(Items from a data source)
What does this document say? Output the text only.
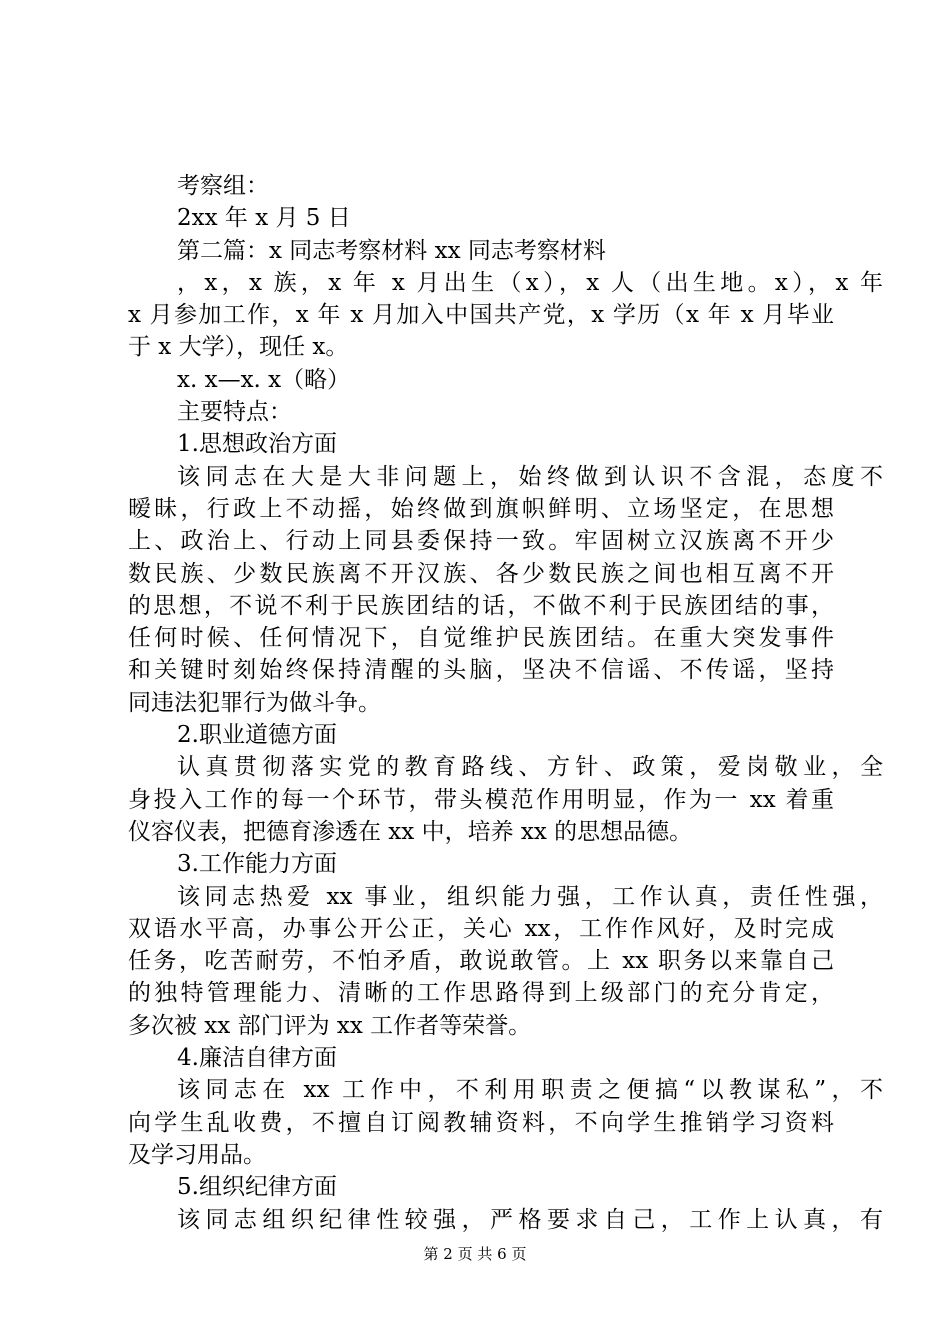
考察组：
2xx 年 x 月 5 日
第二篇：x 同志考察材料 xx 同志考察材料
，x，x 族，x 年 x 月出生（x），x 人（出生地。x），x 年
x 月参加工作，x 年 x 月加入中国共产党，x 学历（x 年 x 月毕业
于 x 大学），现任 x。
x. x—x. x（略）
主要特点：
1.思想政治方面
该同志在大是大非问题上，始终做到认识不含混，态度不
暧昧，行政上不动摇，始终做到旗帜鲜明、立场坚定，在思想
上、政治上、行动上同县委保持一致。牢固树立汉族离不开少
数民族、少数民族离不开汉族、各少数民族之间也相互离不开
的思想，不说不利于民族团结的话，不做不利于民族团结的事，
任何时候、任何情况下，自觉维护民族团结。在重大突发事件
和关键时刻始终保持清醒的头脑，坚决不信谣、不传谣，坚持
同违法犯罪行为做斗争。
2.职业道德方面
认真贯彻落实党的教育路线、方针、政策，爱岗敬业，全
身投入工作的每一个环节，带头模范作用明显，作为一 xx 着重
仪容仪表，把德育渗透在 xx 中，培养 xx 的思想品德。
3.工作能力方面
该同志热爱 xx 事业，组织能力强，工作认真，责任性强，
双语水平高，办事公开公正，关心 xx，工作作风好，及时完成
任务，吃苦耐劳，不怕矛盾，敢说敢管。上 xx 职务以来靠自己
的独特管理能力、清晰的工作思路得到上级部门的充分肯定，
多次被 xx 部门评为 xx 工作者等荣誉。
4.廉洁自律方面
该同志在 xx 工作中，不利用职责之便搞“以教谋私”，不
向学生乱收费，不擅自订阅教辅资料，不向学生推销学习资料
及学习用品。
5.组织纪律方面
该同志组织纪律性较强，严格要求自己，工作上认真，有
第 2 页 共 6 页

**Work instructions:** Reproduce the records verbatim, omitting all images they contain.

**Solution below:**
What does this document say? Output the text only.
考察组：
2xx 年 x 月 5 日
第二篇：x 同志考察材料 xx 同志考察材料
，x，x 族，x 年 x 月出生（x），x 人（出生地。x），x 年
x 月参加工作，x 年 x 月加入中国共产党，x 学历（x 年 x 月毕业
于 x 大学），现任 x。
x. x—x. x（略）
主要特点：
1.思想政治方面
该同志在大是大非问题上，始终做到认识不含混，态度不
暧昧，行政上不动摇，始终做到旗帜鲜明、立场坚定，在思想
上、政治上、行动上同县委保持一致。牢固树立汉族离不开少
数民族、少数民族离不开汉族、各少数民族之间也相互离不开
的思想，不说不利于民族团结的话，不做不利于民族团结的事，
任何时候、任何情况下，自觉维护民族团结。在重大突发事件
和关键时刻始终保持清醒的头脑，坚决不信谣、不传谣，坚持
同违法犯罪行为做斗争。
2.职业道德方面
认真贯彻落实党的教育路线、方针、政策，爱岗敬业，全
身投入工作的每一个环节，带头模范作用明显，作为一 xx 着重
仪容仪表，把德育渗透在 xx 中，培养 xx 的思想品德。
3.工作能力方面
该同志热爱 xx 事业，组织能力强，工作认真，责任性强，
双语水平高，办事公开公正，关心 xx，工作作风好，及时完成
任务，吃苦耐劳，不怕矛盾，敢说敢管。上 xx 职务以来靠自己
的独特管理能力、清晰的工作思路得到上级部门的充分肯定，
多次被 xx 部门评为 xx 工作者等荣誉。
4.廉洁自律方面
该同志在 xx 工作中，不利用职责之便搞“以教谋私”，不
向学生乱收费，不擅自订阅教辅资料，不向学生推销学习资料
及学习用品。
5.组织纪律方面
该同志组织纪律性较强，严格要求自己，工作上认真，有
第 2 页 共 6 页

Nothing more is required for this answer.